■ DO THIS:
Records follow. Select each line holding "приготовления".

■ PROVIDED MATERIAL:
......
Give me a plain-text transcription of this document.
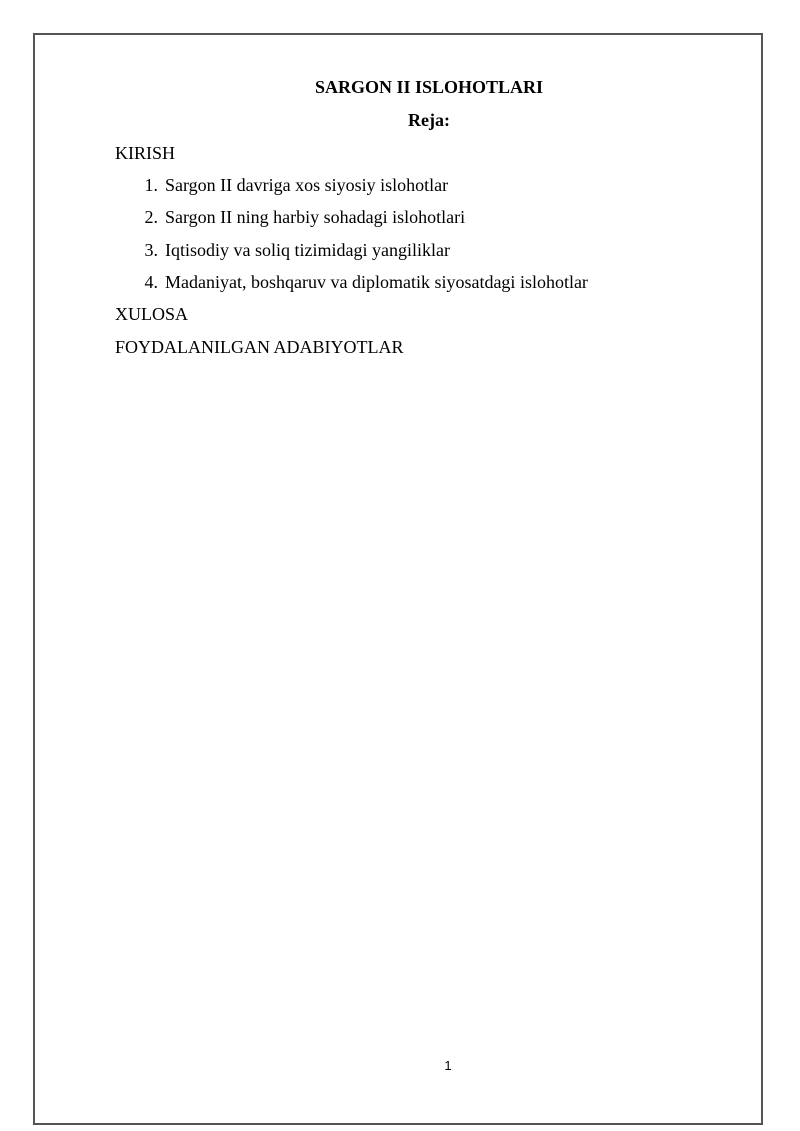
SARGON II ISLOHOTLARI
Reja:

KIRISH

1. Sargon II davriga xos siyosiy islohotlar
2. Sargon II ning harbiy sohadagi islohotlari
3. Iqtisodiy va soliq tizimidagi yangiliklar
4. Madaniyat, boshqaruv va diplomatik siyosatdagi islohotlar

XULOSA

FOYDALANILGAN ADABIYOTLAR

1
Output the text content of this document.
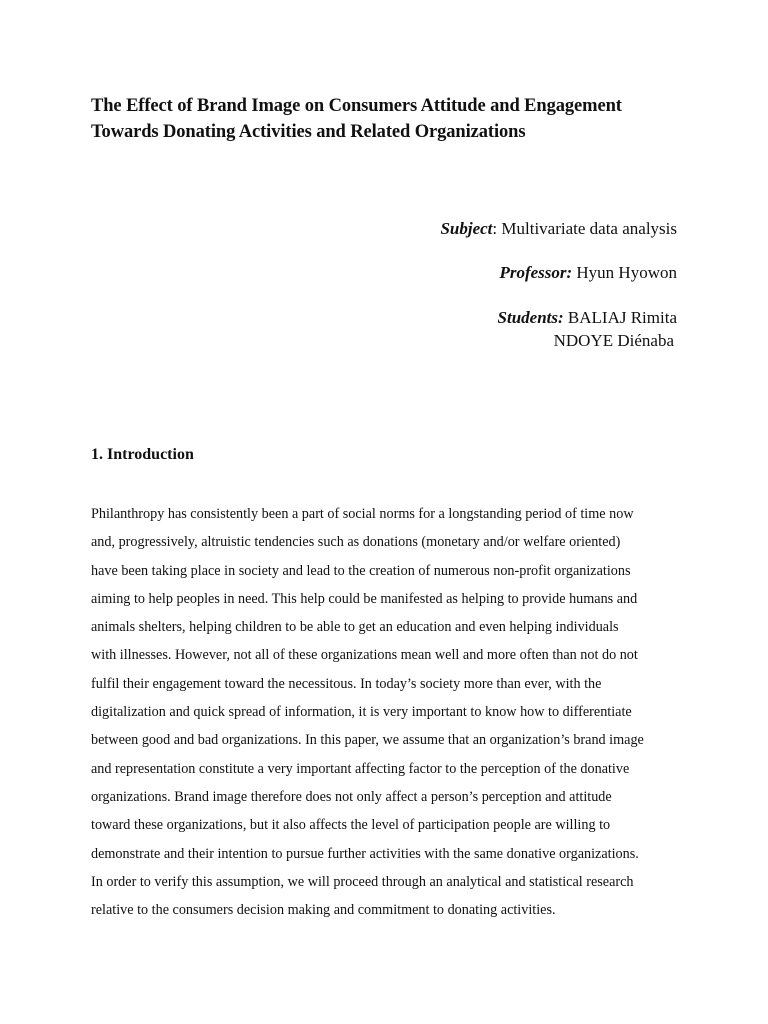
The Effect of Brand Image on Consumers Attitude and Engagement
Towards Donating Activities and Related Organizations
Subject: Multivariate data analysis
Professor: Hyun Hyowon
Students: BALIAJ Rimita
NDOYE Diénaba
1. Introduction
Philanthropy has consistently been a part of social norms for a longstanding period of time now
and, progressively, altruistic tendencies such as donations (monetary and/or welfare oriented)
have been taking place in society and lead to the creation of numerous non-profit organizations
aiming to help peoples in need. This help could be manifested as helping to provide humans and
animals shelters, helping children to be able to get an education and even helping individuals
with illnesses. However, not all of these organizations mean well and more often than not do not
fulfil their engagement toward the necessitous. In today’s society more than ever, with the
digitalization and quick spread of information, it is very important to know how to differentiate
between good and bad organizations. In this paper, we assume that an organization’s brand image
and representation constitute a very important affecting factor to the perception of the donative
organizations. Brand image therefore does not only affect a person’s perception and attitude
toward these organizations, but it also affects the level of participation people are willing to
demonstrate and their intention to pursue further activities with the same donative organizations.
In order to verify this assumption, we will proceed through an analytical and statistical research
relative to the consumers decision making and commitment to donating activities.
......
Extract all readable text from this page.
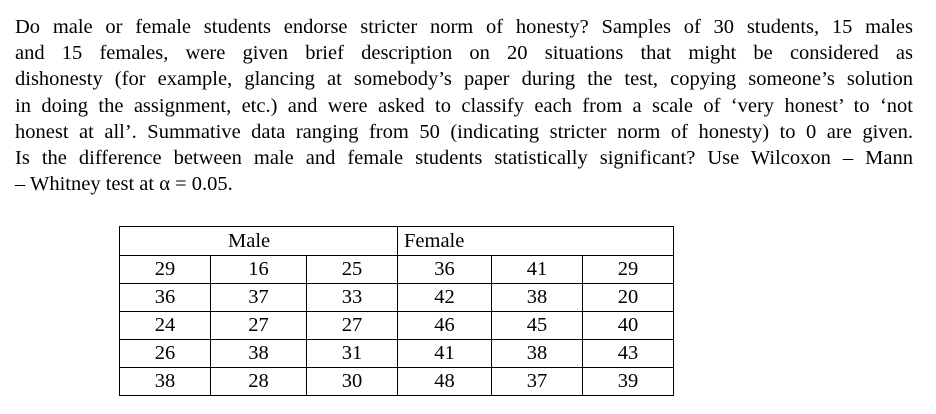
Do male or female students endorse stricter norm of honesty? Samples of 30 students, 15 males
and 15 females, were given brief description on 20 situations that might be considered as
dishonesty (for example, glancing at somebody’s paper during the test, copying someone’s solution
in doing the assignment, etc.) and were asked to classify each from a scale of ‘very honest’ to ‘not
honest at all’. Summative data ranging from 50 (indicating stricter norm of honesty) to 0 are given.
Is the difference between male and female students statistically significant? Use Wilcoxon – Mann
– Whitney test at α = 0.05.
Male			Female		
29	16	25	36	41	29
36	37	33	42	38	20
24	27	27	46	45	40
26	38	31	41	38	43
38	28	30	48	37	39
......
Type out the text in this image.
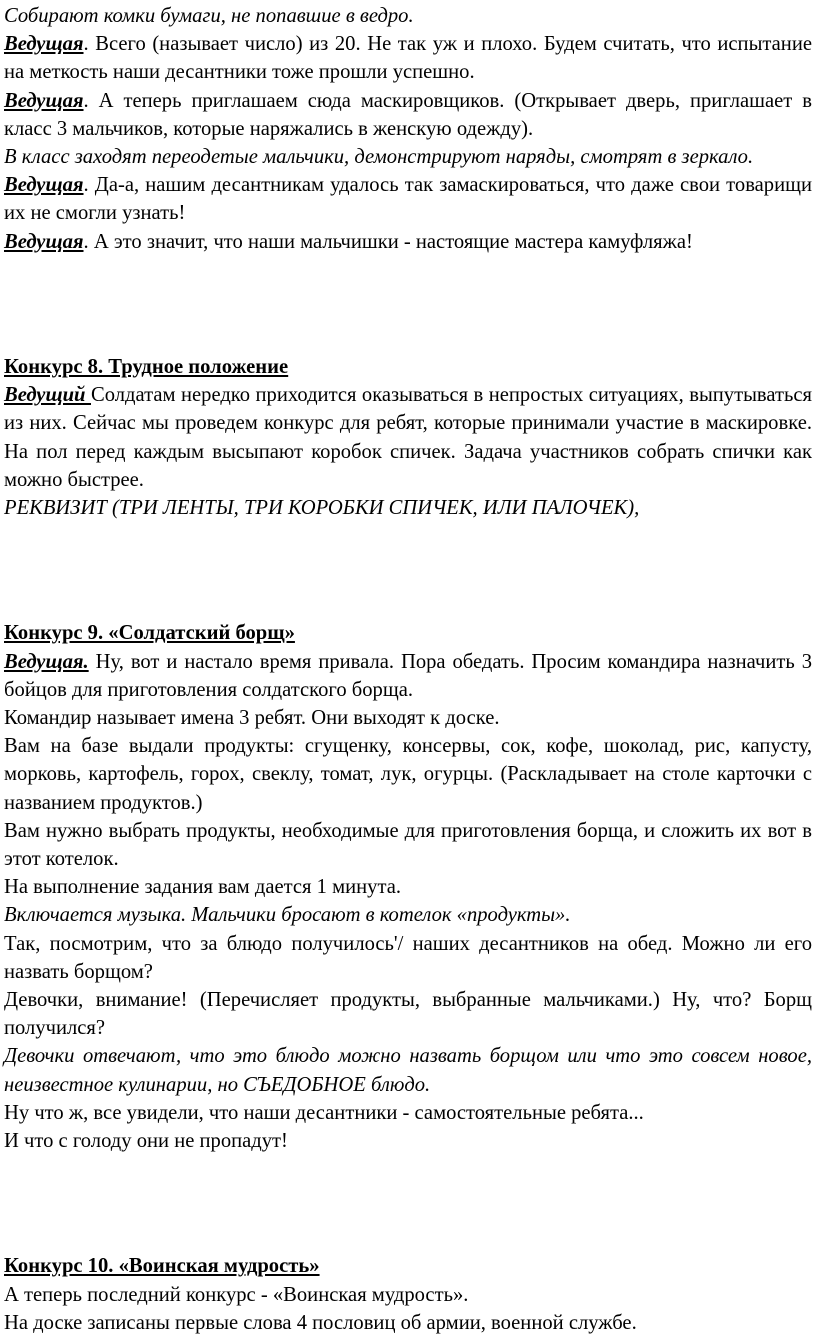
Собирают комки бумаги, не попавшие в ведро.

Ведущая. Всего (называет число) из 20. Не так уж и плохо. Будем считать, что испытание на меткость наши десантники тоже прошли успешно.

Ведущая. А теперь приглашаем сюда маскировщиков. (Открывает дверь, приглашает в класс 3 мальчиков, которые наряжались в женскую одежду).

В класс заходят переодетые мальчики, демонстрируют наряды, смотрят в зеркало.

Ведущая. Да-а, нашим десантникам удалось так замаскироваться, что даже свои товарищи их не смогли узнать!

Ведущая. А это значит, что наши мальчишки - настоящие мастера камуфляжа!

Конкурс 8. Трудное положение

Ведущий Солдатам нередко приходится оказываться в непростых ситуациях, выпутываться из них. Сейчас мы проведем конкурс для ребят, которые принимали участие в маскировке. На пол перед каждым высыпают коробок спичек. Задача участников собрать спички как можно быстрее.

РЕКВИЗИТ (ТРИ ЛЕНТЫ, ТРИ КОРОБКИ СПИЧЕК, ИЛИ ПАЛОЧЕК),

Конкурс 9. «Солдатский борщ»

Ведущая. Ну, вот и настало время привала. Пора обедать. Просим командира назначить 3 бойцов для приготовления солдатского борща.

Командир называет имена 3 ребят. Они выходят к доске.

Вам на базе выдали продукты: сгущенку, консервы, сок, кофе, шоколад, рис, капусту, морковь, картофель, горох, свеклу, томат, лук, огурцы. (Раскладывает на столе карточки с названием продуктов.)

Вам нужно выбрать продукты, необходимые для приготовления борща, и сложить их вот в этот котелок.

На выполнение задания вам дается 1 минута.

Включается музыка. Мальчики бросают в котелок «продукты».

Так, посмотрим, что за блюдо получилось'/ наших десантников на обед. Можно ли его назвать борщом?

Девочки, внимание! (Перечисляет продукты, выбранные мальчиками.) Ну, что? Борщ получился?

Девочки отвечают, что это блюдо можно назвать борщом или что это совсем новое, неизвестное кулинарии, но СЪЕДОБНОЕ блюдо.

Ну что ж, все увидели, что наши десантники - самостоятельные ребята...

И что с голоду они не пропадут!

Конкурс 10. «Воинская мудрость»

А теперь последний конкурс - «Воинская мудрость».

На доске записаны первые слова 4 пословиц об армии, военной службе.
......
■ ANSWER TO THIS PROBLEM:
Ведущая. Ну, вот и настало время привала. Пора обедать. Просим командира назначить 3 бойцов для приготовления солдатского борща.
Вам нужно выбрать продукты, необходимые для приготовления борща, и сложить их вот в этот котелок.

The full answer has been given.